> [Aufgaben]
**A.** Welche Aufgaben sollen laut dem Text über die Hotel-Inszenierung die Romantexte erfüllen, die zwischen den Episoden aus dem Off ertönen? Nennen Sie alle.
**B.** Schreiben Sie aus dem Text über die Hotel-Inszenierung den Abschnitt von „Die Geschichte spielt“ bis „zu gut kannte.“ wortgetreu ab.
+++ Vorliegender Text +++
Die Geschichte spielt während der Goldenen Zwanzigerjahrein einem Berliner Luxushotel, in dem wildfremde Menschen aufeinander treffen. „Das sind keine runden, vollen, abgeschlossenen Schicksale. Es sind nur Bruchstücke, Fetzen, Teile“ von „Glückseligkeiten und Katastrophen“, tönt es zu Beginn des Stücks aus dem Off im Originaltext von Vicki Baum, die als junge Frau - bevor sie zu einer viel beachteten Vertreterin des expressionistischen Romans in der Weimarer Republik wurde - selbst vorübergehend als Zimmermädchen in einem Berliner Hotel arbeitete und so die Atmosphäre eines solchen Hauses nur zu gut kannte.
Doch das Hotelfoyer, in das wir blicken, nachdem der schwere rote Samtvorhang die Bühne freigibt, hat nichts vom Glamour und Pomp eines Luxushotels der Zwanziger Jahre. Streng geometrische Formen in tristen Grautönen, nur dezent von mattroten Flächen aufgelockert, erinnern eher an die strenge Zweckmäßigkeit mancher Nachkriegsbauten als an das neobarocke, prunkvolle Dekor des Berliner Excelsior, dessen Außenfassade später einmal auf einer Gazewand eingeblendet wird. In diesem freudlosen Ambiente verteilen sich dreizehn in der Bewegung zu leblosen Statuen erstarrte Hotelgäste, deren Schicksale sich in den nächsten Stunden zumindest oberflächlich miteinander verknüpfen werden. Als Metapher des Lebens lässt der Regisseur Sönke Wortmann die Bühne sich drehen und fortwährend neue Räume freigeben, in denen wir dem wohlsortierten Personal des Stücks begegnen können. Zwischen den einzelnen Episoden, während sich die Bühne weiterbewegt, ertönen immer wieder Romantexte aus dem Off, die das Geschehen ergänzen, interpretieren oder auch die Figuren charakterisieren sollen.
+++ Bereitgestellte Daten +++
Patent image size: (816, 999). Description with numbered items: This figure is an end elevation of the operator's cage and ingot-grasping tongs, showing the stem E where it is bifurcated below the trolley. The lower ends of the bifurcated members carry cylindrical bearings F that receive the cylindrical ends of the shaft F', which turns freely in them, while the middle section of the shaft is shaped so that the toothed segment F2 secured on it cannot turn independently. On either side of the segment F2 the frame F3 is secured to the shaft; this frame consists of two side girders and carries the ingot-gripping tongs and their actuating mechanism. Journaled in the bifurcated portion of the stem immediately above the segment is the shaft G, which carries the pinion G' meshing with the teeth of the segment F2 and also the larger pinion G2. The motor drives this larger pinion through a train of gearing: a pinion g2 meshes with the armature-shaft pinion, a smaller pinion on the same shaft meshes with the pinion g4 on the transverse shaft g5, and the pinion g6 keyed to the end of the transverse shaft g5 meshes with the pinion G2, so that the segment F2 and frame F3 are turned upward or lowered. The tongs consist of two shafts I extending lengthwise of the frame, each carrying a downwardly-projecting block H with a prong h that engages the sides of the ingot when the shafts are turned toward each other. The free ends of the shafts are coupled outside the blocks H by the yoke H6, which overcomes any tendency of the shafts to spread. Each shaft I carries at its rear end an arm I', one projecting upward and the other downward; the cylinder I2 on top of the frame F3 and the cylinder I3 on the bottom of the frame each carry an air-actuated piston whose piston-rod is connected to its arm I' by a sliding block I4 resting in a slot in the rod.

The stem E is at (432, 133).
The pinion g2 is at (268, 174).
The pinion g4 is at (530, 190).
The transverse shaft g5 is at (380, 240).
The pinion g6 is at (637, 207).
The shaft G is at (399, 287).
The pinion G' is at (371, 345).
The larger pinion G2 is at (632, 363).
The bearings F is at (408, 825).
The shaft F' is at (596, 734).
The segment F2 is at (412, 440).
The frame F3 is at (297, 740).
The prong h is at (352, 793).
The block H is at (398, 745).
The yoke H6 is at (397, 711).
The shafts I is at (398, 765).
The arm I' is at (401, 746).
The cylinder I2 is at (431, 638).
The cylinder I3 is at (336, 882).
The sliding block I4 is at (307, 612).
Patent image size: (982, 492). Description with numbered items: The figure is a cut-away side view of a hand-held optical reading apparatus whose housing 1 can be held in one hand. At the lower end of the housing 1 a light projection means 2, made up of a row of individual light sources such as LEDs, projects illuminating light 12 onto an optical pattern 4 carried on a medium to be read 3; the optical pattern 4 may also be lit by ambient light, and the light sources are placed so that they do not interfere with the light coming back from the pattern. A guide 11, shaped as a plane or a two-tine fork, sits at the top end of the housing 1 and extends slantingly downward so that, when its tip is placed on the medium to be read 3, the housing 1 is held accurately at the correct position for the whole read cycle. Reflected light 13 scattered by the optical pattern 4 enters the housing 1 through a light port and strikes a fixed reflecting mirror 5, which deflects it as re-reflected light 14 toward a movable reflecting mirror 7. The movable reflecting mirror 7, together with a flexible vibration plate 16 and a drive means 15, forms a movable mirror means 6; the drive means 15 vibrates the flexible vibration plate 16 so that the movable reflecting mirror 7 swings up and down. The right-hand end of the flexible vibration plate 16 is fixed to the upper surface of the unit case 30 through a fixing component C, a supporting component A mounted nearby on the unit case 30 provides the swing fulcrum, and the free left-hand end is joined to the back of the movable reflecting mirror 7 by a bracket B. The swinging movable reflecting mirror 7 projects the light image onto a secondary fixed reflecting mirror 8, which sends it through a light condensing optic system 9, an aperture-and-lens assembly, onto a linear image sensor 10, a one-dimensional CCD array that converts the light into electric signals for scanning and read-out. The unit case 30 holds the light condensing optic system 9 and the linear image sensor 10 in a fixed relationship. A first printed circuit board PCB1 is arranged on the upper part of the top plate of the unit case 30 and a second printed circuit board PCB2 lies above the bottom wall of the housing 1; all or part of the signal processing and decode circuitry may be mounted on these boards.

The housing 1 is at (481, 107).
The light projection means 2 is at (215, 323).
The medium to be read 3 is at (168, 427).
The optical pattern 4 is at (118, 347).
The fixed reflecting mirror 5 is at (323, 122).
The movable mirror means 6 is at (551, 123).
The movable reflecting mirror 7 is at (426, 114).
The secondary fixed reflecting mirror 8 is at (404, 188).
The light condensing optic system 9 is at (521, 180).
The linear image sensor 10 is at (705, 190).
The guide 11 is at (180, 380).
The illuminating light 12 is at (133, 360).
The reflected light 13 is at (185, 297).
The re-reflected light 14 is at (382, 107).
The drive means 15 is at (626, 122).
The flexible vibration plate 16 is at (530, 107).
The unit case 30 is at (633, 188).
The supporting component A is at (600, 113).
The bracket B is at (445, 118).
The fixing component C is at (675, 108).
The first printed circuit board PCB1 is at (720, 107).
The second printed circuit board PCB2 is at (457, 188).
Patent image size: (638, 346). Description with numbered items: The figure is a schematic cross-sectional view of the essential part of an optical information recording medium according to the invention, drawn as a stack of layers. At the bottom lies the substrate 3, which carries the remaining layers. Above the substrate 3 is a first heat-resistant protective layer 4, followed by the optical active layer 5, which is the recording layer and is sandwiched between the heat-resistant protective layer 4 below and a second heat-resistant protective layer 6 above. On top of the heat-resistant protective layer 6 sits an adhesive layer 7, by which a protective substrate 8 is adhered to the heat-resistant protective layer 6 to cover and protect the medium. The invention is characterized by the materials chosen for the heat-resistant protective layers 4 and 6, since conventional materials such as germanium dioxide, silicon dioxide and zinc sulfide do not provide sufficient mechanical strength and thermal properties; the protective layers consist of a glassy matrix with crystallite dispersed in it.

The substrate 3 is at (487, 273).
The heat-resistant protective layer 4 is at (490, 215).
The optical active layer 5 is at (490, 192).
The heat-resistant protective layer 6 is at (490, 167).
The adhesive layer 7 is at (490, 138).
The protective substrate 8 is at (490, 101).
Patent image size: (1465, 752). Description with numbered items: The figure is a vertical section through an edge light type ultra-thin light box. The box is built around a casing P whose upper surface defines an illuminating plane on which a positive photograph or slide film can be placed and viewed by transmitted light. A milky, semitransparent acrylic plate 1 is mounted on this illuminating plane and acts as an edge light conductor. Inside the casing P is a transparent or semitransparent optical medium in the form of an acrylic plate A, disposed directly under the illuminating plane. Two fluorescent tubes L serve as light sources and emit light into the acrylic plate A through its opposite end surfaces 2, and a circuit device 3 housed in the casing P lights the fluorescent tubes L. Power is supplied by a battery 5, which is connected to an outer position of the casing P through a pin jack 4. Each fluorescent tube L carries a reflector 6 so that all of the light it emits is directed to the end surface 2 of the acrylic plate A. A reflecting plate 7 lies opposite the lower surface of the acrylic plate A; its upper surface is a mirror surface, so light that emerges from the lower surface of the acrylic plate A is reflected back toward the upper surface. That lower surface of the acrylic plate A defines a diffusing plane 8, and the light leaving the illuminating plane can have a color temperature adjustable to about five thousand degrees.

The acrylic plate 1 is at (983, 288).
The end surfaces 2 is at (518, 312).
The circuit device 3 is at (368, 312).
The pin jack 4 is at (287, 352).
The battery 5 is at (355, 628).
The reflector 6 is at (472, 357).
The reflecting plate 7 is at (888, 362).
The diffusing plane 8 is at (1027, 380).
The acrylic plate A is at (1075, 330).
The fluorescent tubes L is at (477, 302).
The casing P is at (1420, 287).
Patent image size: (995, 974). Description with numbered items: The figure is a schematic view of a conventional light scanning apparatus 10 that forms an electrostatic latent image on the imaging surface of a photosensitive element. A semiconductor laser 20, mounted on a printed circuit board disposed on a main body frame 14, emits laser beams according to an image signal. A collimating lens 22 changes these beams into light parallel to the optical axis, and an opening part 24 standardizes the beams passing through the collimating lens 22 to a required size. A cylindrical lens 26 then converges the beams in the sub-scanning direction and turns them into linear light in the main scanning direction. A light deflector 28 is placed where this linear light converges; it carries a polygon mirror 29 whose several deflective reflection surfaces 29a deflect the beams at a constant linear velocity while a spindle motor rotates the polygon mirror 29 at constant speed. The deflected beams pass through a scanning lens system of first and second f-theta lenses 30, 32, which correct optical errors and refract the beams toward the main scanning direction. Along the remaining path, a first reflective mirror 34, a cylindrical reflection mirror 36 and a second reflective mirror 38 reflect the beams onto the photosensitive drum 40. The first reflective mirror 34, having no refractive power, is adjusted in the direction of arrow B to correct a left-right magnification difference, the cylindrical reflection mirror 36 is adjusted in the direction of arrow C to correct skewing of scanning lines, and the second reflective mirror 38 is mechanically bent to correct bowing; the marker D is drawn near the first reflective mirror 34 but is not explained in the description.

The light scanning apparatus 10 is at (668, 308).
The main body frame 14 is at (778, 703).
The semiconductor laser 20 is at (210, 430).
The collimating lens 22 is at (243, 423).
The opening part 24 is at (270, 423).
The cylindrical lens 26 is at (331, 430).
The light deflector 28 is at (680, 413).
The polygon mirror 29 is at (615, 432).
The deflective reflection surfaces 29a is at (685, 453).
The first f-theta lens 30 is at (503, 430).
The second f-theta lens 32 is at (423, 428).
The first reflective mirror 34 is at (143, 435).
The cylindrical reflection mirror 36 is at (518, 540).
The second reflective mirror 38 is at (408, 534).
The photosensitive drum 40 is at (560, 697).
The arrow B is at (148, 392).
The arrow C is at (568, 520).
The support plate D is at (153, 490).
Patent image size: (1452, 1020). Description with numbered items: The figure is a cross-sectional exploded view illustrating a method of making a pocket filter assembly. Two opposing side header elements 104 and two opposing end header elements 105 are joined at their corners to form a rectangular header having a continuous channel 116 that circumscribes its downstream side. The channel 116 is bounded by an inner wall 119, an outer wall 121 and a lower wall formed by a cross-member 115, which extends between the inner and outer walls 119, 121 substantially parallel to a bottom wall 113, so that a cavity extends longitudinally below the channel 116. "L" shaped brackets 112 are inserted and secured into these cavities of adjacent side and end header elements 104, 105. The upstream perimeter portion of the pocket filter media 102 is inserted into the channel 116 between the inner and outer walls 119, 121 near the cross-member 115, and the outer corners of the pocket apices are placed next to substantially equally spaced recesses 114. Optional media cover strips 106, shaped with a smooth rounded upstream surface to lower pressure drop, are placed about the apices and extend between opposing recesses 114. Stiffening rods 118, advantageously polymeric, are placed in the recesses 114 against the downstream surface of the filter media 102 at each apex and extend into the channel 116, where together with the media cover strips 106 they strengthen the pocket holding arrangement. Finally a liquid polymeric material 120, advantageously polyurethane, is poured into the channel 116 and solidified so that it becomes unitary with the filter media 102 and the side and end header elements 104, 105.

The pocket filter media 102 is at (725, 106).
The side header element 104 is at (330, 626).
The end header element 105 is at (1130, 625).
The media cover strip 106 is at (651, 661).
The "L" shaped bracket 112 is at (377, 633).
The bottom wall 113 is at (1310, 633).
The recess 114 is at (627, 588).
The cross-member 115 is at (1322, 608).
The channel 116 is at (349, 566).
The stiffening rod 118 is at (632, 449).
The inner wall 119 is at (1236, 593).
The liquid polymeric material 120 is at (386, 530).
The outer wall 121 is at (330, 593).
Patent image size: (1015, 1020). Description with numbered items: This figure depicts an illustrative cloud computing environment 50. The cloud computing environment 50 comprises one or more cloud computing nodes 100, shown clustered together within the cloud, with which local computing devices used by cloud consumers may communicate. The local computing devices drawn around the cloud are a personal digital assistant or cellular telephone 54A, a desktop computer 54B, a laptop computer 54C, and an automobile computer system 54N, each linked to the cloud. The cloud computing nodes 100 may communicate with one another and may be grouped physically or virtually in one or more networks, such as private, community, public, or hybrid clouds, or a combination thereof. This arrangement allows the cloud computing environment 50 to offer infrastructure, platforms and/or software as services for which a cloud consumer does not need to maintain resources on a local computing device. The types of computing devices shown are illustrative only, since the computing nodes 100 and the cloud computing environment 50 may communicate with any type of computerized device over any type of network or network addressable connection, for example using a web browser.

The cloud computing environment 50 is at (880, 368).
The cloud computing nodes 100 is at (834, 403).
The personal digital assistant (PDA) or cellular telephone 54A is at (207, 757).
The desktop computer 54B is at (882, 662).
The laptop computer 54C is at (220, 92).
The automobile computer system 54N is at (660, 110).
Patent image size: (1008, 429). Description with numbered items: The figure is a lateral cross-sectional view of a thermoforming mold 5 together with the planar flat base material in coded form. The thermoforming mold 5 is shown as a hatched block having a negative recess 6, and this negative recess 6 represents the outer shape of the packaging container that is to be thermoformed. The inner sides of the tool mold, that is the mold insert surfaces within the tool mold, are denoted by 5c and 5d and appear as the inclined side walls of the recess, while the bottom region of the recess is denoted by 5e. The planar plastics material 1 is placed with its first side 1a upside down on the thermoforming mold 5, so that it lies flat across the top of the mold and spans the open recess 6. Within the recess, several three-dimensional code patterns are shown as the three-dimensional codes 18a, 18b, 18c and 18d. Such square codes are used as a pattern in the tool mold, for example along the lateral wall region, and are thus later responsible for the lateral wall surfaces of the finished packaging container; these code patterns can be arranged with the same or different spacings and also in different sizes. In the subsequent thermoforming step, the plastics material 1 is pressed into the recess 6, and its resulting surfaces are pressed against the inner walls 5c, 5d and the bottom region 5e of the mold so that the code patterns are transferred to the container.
+++
> [Lösungen im Einzelnen]
**A.**
- das Geschehen ergänzen
- das Geschehen interpretieren
- die Figuren charakterisieren

**B.**
Die Geschichte spielt während der Goldenen Zwanzigerjahrein einem Berliner Luxushotel, in dem wildfremde Menschen aufeinander treffen. „Das sind keine runden, vollen, abgeschlossenen Schicksale. Es sind nur Bruchstücke, Fetzen, Teile“ von „Glückseligkeiten und Katastrophen“, tönt es zu Beginn des Stücks aus dem Off im Originaltext von Vicki Baum, die als junge Frau - bevor sie zu einer viel beachteten Vertreterin des expressionistischen Romans in der Weimarer Republik wurde - selbst vorübergehend als Zimmermädchen in einem Berliner Hotel arbeitete und so die Atmosphäre eines solchen Hauses nur zu gut kannte.